Dred Scott’s Territorial Holding

From a legal perspective Dred Scott’s holding that Congress and by extension Territorial Legislatures lacked the Constitutional authority to prohibit slavery in the Territories is not convincing.

As Justice John McLean noted in dissent,

this law of Congress, which prohibits slavery north of Missouri and of thirty-six degrees thirty minutes, is declared to have been null and void by my brethren. And this opinion is founded mainly, as I understand, on the distinction drawn between the Ordinance of 1787 [whose constitutionality the majority did not question] and the Missouri Compromise line. In what does the distinction consist? . . . I do not see on what ground the act is held to be void. . . . It only prohibited slavery, in doing which it followed the Ordinance of 1787.

______________________________

What to do:
#1 In the Dred Scott passage, which law's constitutionality did the majority not question?
#2 Carry on the passage about Dred Scott's territorial holding, picking up after its last sentence.
The items aren't needed for this.

Dataset:
______________________________

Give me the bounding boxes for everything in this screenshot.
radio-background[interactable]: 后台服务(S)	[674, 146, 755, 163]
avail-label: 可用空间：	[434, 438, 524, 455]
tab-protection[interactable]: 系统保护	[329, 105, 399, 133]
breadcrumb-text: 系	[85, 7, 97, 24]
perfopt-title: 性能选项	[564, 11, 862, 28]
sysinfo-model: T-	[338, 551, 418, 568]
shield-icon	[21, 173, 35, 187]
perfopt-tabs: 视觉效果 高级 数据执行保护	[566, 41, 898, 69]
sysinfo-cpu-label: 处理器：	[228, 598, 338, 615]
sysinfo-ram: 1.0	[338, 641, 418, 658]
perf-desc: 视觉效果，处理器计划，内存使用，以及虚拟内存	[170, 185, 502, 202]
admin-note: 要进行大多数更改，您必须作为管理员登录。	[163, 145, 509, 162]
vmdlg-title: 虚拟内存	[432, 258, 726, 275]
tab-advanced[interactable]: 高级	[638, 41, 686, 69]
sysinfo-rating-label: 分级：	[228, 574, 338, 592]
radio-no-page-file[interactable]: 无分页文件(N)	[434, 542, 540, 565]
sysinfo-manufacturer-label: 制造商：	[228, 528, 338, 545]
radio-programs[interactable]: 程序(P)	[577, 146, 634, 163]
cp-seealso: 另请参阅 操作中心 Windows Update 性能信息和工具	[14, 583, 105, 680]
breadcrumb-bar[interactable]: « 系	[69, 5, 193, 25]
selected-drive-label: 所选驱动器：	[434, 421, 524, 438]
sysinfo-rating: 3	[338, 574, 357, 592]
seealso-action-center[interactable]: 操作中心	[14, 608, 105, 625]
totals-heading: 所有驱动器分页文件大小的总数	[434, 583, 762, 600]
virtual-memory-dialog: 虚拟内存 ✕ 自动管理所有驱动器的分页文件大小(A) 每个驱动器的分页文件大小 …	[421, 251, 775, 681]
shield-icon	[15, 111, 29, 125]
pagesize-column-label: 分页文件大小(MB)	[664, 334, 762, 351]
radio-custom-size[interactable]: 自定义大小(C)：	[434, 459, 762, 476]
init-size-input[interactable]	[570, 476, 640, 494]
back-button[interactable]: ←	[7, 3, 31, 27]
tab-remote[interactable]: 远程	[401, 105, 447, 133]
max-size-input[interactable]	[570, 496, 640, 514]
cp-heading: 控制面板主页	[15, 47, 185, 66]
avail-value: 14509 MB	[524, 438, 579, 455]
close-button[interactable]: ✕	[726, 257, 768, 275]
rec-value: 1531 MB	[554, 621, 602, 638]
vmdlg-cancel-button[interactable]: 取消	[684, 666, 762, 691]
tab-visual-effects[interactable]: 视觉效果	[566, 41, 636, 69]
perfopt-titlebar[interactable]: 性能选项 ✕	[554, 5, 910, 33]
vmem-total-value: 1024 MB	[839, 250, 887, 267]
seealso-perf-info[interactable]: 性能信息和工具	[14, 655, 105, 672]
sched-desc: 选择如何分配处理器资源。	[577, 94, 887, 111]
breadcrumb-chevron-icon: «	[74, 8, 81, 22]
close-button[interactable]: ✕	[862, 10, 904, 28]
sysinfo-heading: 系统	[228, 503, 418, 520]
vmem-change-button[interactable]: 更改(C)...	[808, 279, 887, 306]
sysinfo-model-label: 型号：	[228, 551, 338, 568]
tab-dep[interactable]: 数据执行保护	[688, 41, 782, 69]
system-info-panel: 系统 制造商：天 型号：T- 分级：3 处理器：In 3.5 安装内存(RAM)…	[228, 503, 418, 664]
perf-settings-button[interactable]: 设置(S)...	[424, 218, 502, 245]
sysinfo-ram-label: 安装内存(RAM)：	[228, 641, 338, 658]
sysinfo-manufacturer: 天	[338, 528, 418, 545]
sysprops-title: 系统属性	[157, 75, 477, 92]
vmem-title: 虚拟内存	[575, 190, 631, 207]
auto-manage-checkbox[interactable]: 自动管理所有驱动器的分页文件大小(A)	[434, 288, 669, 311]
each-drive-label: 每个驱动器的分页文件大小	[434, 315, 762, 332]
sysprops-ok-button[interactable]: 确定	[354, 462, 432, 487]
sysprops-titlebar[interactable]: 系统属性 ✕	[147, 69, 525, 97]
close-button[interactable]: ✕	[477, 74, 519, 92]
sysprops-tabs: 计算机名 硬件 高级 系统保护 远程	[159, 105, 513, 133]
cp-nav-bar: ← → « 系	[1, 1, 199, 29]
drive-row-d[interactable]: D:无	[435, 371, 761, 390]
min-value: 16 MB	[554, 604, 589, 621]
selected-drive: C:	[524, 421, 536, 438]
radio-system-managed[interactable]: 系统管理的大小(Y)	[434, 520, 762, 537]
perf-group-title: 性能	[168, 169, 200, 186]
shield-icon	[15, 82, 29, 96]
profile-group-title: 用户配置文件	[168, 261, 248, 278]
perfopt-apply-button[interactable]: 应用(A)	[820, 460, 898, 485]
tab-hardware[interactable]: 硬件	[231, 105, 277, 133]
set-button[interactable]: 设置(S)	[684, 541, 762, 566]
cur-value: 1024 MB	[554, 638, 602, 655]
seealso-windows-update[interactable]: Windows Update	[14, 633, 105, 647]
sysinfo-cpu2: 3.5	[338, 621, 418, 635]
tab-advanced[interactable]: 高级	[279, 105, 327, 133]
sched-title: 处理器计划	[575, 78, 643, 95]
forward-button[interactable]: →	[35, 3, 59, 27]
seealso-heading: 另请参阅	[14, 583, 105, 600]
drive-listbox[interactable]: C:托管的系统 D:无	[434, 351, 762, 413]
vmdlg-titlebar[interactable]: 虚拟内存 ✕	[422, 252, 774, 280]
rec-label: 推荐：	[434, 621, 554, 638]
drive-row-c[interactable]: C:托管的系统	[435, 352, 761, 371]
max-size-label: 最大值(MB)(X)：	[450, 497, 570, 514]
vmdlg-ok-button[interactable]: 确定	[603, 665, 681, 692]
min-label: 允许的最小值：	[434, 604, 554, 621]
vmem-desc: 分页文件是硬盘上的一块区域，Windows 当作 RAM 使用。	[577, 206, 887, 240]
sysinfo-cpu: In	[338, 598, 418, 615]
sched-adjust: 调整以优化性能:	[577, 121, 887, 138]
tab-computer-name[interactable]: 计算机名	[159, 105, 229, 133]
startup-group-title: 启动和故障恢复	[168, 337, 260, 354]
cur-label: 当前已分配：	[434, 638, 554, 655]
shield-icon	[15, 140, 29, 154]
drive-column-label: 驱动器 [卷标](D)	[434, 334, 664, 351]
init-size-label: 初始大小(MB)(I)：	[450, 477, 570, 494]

______________________________

Answers per task:
#1 The Ordinance of 1787.

#2
To briefly state some of the opposing arguments:

Justice John Catron wrote a concurring opinion (siding with the majority, but for different reasons) that made a stronger case than Taney’s about why the Missouri Compromise might have been unconstitutional on Territorial grounds. Catron restricted his holding on this point to the Louisiana (Purchase) Territory that encompassed Fort Snelling, the area specifically at issue, noting incidentally that the “aggressive” line of 36°30′ north latitude swept “over four-fifths, to say no more, of the original province of Louisiana” into the North’s political orbit. He grounded his reasoning on restrictions contained in the various documents of cession, including Louisiana’s.

Catron was German American; all four of his grandparents immigrated from Germany. An Andrew Jackson Democrat from Tennessee, he was a lifelong slaveholder who opposed secession and remained on the Court, and in the Union, until his death in 1865. He was estranged from his wife, who stayed in Tennessee and sided with the Confederacy. The couple had no children, though Catron fathered a mulatto son by a Black slave owned by a different family.

Some members of the majority, including Justices Taney and John Archibald Campbell of Alabama, who subsequently served as Assistant Secretary of War in the Confederate Cabinet, made a second case—stronger than their strictly Territorial one—for the unconstitutionality of slavery prohibition in the Territories. This was based upon property rights. I have ignored it here because I am writing about territorial expansion. But, legally, it is a much tougher nut to crack.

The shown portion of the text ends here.